Convert the lines from the one containing "manuscript-line: encore en" up to and including the one containing "folio-underline (68, 45, 102, 47)" into a JSON list of strings, one string per line, leaving out any blank lines.

===

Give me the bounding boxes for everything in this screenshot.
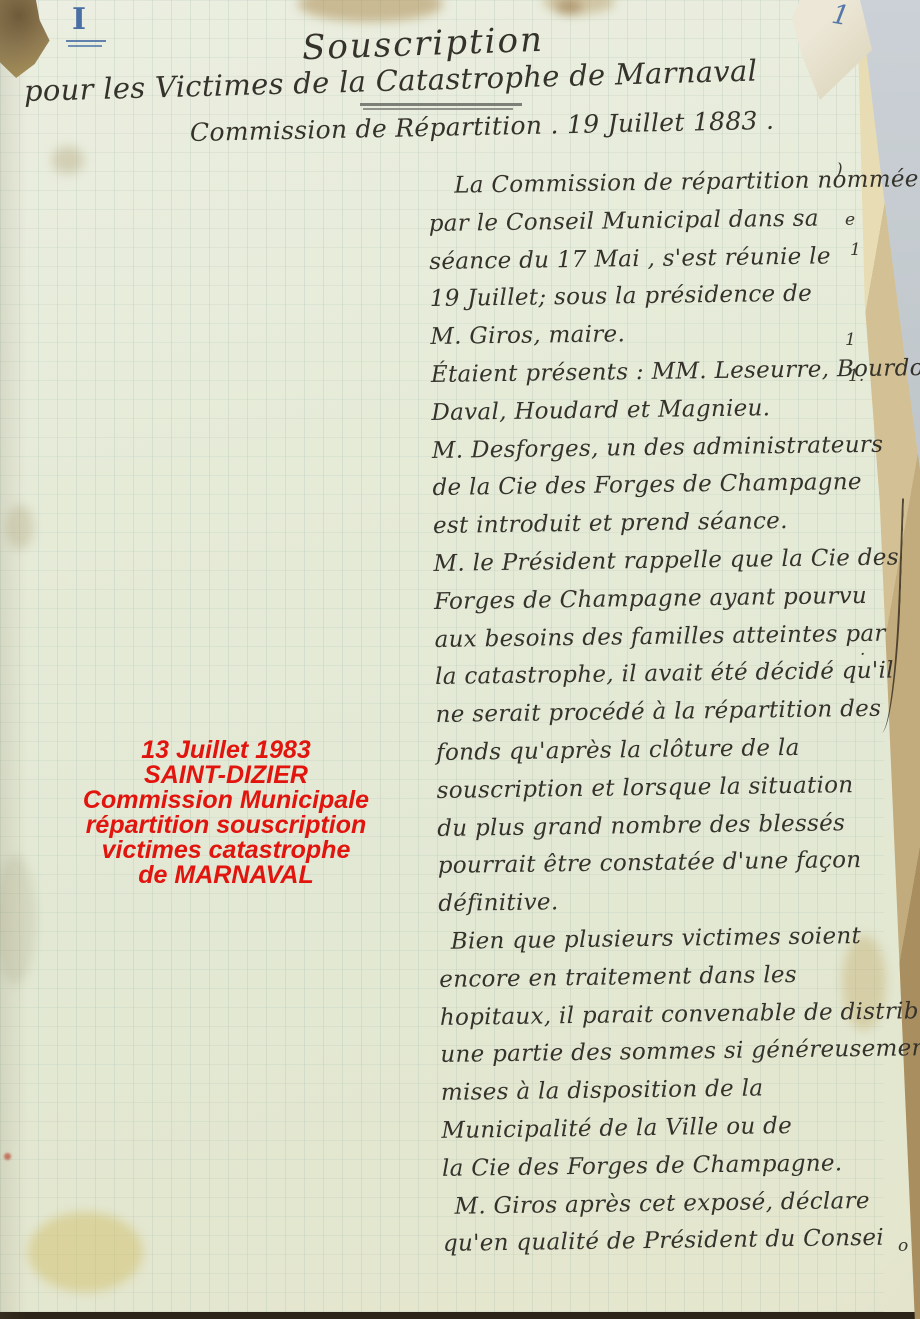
manuscript-line: encore en traitement dans les (439, 955, 891, 999)
ink-bleed-mark: 1 (850, 240, 861, 260)
manuscript-line: la Cie des Forges de Champagne. (442, 1144, 894, 1188)
ink-bleed-mark: 1. (848, 366, 864, 386)
manuscript-line: par le Conseil Municipal dans sa (429, 199, 881, 243)
caption-line-victims: victimes catastrophe (58, 838, 394, 863)
caption-line-city: SAINT-DIZIER (58, 763, 394, 788)
archival-caption-overlay: 13 Juillet 1983 SAINT-DIZIER Commission … (58, 738, 394, 888)
manuscript-line: une partie des sommes si généreusement (440, 1031, 892, 1075)
stain (28, 1212, 143, 1292)
manuscript-line: séance du 17 Mai , s'est réunie le (429, 237, 881, 281)
manuscript-line: du plus grand nombre des blessés (437, 804, 889, 848)
manuscript-line: Daval, Houdard et Magnieu. (431, 388, 883, 432)
stain (6, 505, 34, 549)
manuscript-line: Bien que plusieurs victimes soient (439, 918, 891, 962)
manuscript-line: hopitaux, il parait convenable de distri… (440, 993, 892, 1037)
manuscript-line: de la Cie des Forges de Champagne (432, 464, 884, 508)
manuscript-line: 19 Juillet; sous la présidence de (430, 275, 882, 319)
folio-underline (66, 40, 106, 42)
ink-bleed-mark: e (845, 210, 855, 230)
pencil-rule (363, 108, 513, 110)
manuscript-line: est introduit et prend séance. (433, 502, 885, 546)
photo-bottom-edge (0, 1312, 920, 1319)
manuscript-line: souscription et lorsque la situation (436, 766, 888, 810)
pencil-rule (360, 103, 522, 106)
document-photo: I 1 Souscription pour les Victimes de la… (0, 0, 920, 1319)
caption-line-commission: Commission Municipale (58, 788, 394, 813)
manuscript-line: mises à la disposition de la (441, 1069, 893, 1113)
manuscript-line: la catastrophe, il avait été décidé qu'i… (435, 653, 887, 697)
stain (52, 146, 84, 174)
manuscript-line: M. le Président rappelle que la Cie des (433, 540, 885, 584)
manuscript-line: aux besoins des familles atteintes par (434, 615, 886, 659)
manuscript-line: pourrait être constatée d'une façon (437, 842, 889, 886)
manuscript-line: M. Giros après cet exposé, déclare (442, 1182, 894, 1226)
manuscript-line: qu'en qualité de Président du Consei (443, 1220, 895, 1264)
caption-line-date: 13 Juillet 1983 (58, 738, 394, 763)
manuscript-line: définitive. (438, 880, 890, 924)
folio-underline (68, 45, 102, 47)
ink-bleed-mark: o (898, 1236, 908, 1256)
ink-bleed-mark: ) (836, 160, 843, 180)
manuscript-line: Forges de Champagne ayant pourvu (434, 577, 886, 621)
caption-line-repartition: répartition souscription (58, 813, 394, 838)
folio-numeral: I (72, 2, 86, 37)
red-speck (4, 1153, 11, 1160)
manuscript-line: La Commission de répartition nommée (428, 162, 880, 206)
manuscript-body: La Commission de répartition nommée par … (428, 162, 895, 1264)
manuscript-line: M. Giros, maire. (430, 313, 882, 357)
manuscript-line: ne serait procédé à la répartition des (435, 691, 887, 735)
ink-bleed-mark: 1 (845, 330, 856, 350)
manuscript-line: Municipalité de la Ville ou de (441, 1107, 893, 1151)
stain (556, 0, 582, 14)
ink-bleed-mark: . (860, 640, 865, 660)
caption-line-place: de MARNAVAL (58, 863, 394, 888)
manuscript-line: fonds qu'après la clôture de la (436, 729, 888, 773)
manuscript-line: M. Desforges, un des administrateurs (432, 426, 884, 470)
manuscript-line: Étaient présents : MM. Leseurre, Bourdon… (431, 351, 883, 395)
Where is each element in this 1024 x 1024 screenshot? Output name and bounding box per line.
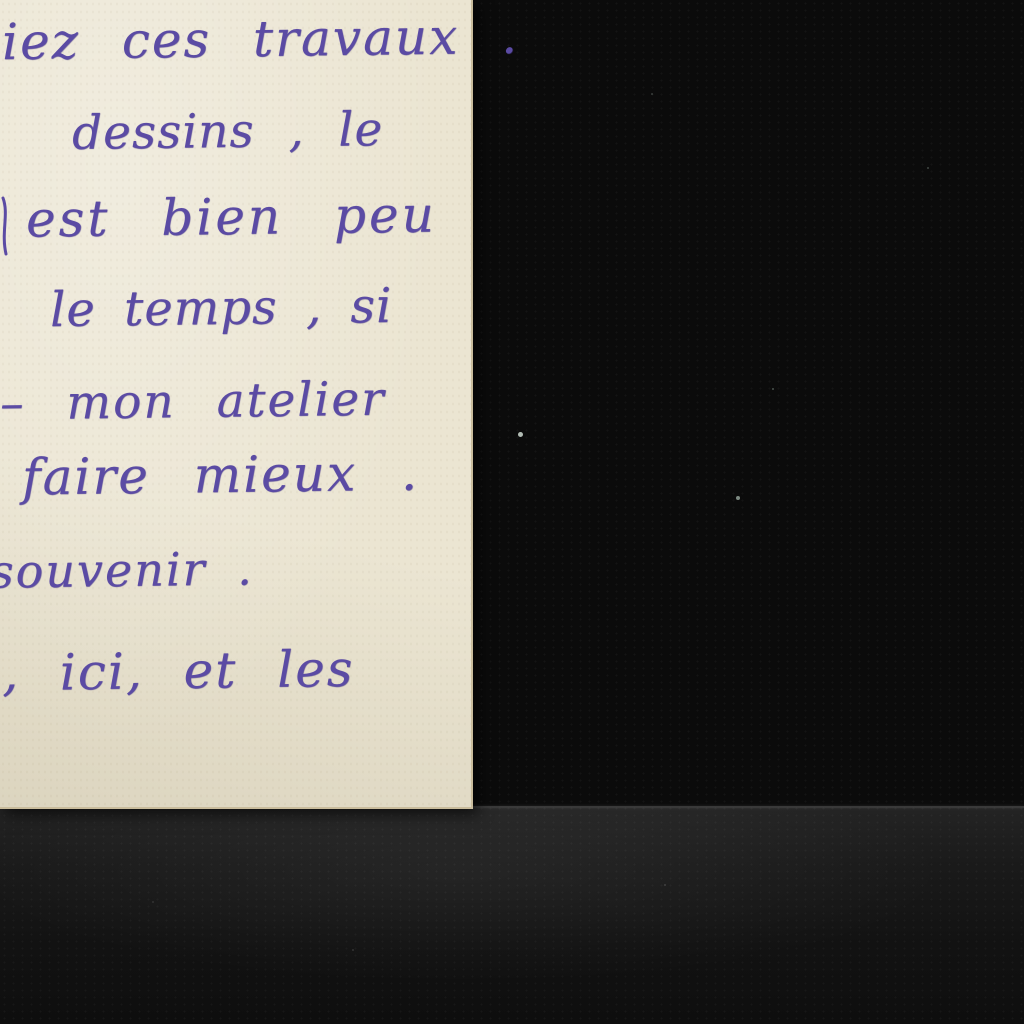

===

• _Written response_:
[
  "manuscript-line: encore en traitement dans les (439, 955, 891, 999)",
  "ink-bleed-mark: 1 (850, 240, 861, 260)",
  "manuscript-line: la Cie des Forges de Champagne. (442, 1144, 894, 1188)",
  "ink-bleed-mark: 1. (848, 366, 864, 386)",
  "manuscript-line: par le Conseil Municipal dans sa (429, 199, 881, 243)",
  "caption-line-victims: victimes catastrophe (58, 838, 394, 863)",
  "caption-line-city: SAINT-DIZIER (58, 763, 394, 788)",
  "archival-caption-overlay: 13 Juillet 1983 SAINT-DIZIER Commission … (58, 738, 394, 888)",
  "manuscript-line: une partie des sommes si généreusement (440, 1031, 892, 1075)",
  "stain (28, 1212, 143, 1292)",
  "manuscript-line: séance du 17 Mai , s'est réunie le (429, 237, 881, 281)",
  "manuscript-line: du plus grand nombre des blessés (437, 804, 889, 848)",
  "manuscript-line: Daval, Houdard et Magnieu. (431, 388, 883, 432)",
  "stain (6, 505, 34, 549)",
  "manuscript-line: Bien que plusieurs victimes soient (439, 918, 891, 962)",
  "manuscript-line: hopitaux, il parait convenable de distri… (440, 993, 892, 1037)",
  "manuscript-line: de la Cie des Forges de Champagne (432, 464, 884, 508)",
  "manuscript-line: 19 Juillet; sous la présidence de (430, 275, 882, 319)",
  "folio-underline (66, 40, 106, 42)",
  "ink-bleed-mark: e (845, 210, 855, 230)",
  "pencil-rule (363, 108, 513, 110)",
  "manuscript-line: est introduit et prend séance. (433, 502, 885, 546)",
  "photo-bottom-edge (0, 1312, 920, 1319)",
  "manuscript-line: souscription et lorsque la situation (436, 766, 888, 810)",
  "pencil-rule (360, 103, 522, 106)",
  "document-photo: I 1 Souscription pour les Victimes de la… (0, 0, 920, 1319)",
  "caption-line-commission: Commission Municipale (58, 788, 394, 813)",
  "manuscript-line: mises à la disposition de la (441, 1069, 893, 1113)",
  "manuscript-line: la catastrophe, il avait été décidé qu'i… (435, 653, 887, 697)",
  "stain (52, 146, 84, 174)",
  "manuscript-line: M. le Président rappelle que la Cie des (433, 540, 885, 584)",
  "manuscript-line: aux besoins des familles atteintes par (434, 615, 886, 659)",
  "manuscript-line: pourrait être constatée d'une façon (437, 842, 889, 886)",
  "manuscript-line: M. Giros après cet exposé, déclare (442, 1182, 894, 1226)",
  "manuscript-line: qu'en qualité de Président du Consei (443, 1220, 895, 1264)",
  "caption-line-date: 13 Juillet 1983 (58, 738, 394, 763)",
  "manuscript-line: définitive. (438, 880, 890, 924)",
  "folio-underline (68, 45, 102, 47)"
]